[Data excerpts]
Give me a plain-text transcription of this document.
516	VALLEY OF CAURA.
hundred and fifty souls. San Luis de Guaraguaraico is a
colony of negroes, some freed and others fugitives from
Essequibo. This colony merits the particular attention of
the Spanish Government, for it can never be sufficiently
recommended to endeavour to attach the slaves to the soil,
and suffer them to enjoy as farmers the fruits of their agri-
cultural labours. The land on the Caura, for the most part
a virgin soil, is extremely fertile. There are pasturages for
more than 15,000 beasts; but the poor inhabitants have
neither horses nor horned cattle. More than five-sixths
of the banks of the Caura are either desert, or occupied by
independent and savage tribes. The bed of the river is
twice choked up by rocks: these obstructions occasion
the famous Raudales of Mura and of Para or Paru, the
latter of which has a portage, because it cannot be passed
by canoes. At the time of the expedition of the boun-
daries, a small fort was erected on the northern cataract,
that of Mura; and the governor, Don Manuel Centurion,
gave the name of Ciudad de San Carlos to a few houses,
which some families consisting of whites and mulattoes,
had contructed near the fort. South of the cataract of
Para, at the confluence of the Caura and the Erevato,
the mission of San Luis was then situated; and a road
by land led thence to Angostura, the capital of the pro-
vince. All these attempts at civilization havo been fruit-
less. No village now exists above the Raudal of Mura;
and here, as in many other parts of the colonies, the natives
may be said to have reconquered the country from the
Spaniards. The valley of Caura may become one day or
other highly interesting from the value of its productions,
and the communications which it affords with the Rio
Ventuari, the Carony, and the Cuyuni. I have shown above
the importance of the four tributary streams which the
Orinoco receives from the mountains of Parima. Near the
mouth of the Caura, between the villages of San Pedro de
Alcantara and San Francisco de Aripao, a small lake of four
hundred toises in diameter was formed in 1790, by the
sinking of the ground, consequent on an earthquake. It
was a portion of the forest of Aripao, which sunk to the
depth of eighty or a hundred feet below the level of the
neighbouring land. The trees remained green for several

### SHORT EXERCISE
In the entries above, identify every line with the word "soil". Copy those lines.

### OUTPUT
recommended to endeavour to attach the slaves to the soil,
a virgin soil, is extremely fertile. There are pasturages for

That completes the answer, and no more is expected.